#### Supplied material

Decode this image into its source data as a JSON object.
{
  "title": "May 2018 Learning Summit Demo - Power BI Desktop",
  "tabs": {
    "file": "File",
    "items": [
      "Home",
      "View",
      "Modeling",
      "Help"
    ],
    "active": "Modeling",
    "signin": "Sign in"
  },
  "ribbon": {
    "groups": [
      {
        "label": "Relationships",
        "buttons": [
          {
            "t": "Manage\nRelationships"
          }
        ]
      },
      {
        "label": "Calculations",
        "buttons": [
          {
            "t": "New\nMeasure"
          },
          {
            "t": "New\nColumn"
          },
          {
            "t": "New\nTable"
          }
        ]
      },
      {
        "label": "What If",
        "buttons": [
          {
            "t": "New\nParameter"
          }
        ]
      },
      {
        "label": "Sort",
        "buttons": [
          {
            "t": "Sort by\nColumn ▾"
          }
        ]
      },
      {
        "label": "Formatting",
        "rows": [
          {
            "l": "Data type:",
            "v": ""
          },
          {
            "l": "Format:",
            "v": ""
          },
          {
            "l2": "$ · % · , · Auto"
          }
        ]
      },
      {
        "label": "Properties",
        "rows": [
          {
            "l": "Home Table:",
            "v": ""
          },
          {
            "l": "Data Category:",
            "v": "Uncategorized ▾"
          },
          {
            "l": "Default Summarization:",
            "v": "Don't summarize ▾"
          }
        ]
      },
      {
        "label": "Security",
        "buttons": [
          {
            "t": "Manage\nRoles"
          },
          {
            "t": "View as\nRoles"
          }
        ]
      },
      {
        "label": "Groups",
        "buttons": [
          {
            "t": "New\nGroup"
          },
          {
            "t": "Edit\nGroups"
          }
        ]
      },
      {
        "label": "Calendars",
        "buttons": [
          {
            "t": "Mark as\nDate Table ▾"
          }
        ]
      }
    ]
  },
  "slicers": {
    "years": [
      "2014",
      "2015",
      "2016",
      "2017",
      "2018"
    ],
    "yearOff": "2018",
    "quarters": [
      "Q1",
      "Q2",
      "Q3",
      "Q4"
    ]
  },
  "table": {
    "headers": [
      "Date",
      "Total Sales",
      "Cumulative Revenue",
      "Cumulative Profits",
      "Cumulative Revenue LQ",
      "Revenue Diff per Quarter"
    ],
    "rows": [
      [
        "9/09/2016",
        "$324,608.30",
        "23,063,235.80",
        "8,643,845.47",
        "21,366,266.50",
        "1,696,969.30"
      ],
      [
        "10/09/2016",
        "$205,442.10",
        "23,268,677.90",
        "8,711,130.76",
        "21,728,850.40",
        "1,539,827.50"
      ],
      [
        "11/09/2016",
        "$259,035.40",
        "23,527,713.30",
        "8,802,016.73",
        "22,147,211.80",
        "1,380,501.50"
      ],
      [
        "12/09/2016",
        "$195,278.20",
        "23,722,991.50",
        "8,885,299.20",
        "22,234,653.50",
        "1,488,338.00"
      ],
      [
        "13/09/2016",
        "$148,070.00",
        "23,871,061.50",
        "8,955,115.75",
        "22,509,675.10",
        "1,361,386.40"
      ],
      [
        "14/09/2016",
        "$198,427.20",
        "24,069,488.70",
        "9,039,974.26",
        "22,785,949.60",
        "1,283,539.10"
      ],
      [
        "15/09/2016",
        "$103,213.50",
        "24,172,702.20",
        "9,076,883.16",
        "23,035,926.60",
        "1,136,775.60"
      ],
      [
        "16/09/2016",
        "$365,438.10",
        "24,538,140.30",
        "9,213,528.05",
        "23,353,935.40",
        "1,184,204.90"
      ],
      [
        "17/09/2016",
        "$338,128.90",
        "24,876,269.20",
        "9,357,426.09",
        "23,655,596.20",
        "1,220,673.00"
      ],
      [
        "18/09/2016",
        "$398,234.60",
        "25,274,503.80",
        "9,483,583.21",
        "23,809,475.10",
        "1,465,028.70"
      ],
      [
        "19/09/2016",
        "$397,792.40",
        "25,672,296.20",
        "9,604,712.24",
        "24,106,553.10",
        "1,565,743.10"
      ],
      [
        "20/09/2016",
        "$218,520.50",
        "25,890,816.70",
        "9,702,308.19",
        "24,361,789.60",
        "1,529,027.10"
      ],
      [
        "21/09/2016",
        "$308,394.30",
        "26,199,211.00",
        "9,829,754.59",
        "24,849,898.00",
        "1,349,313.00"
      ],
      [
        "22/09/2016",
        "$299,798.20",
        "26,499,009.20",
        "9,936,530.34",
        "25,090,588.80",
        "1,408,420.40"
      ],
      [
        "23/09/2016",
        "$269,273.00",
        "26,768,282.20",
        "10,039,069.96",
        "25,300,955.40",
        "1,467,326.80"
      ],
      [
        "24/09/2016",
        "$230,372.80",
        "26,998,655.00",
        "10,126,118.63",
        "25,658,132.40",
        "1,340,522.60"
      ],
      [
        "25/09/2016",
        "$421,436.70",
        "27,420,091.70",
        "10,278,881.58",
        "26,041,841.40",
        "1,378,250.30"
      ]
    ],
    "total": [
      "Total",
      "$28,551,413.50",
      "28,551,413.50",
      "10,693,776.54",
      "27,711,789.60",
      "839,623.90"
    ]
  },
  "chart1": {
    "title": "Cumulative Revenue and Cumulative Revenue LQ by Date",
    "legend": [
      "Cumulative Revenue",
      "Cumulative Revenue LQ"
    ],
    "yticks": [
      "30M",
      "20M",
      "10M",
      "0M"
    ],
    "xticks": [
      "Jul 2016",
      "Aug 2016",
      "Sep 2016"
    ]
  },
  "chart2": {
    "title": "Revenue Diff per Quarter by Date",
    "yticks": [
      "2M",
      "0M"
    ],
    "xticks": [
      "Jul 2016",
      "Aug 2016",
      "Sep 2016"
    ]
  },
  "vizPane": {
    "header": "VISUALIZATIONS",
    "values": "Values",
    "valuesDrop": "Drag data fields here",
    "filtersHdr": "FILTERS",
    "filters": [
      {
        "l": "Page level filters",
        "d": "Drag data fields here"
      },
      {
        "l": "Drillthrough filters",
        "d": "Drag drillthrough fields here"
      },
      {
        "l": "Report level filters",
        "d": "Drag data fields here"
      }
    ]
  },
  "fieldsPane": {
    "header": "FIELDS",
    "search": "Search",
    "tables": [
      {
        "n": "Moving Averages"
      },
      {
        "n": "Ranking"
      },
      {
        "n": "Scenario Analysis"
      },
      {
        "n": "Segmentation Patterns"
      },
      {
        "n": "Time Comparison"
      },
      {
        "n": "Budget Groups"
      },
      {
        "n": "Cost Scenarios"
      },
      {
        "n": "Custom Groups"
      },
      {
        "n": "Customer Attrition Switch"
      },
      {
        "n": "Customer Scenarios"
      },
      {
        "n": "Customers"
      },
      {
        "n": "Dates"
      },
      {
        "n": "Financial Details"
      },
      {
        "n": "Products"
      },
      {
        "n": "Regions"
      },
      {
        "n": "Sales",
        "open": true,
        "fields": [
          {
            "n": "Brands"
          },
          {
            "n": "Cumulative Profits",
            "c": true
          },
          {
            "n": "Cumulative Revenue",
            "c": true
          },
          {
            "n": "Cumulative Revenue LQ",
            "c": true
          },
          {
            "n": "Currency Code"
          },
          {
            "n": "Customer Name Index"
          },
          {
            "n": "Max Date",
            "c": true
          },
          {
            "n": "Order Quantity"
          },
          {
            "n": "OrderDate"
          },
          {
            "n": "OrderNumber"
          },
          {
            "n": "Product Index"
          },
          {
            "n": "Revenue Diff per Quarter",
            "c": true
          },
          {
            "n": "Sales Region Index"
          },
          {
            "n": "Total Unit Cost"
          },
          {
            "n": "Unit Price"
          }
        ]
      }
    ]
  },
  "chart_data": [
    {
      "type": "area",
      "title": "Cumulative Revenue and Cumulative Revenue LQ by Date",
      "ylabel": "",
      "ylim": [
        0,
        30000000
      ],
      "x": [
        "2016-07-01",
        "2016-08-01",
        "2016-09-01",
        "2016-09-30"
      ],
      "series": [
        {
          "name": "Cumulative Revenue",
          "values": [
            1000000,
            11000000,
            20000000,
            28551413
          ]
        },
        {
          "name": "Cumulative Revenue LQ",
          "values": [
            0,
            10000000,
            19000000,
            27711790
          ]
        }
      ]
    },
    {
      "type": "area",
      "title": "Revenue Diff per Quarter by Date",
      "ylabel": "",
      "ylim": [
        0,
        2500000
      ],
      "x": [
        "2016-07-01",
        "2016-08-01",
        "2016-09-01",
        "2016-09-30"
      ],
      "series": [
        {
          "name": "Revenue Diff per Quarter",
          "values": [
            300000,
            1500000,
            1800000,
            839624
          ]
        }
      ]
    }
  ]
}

########

■ Stated problem
Give only the count of lines in this material that contain the string "Diff".

■ The completed task
5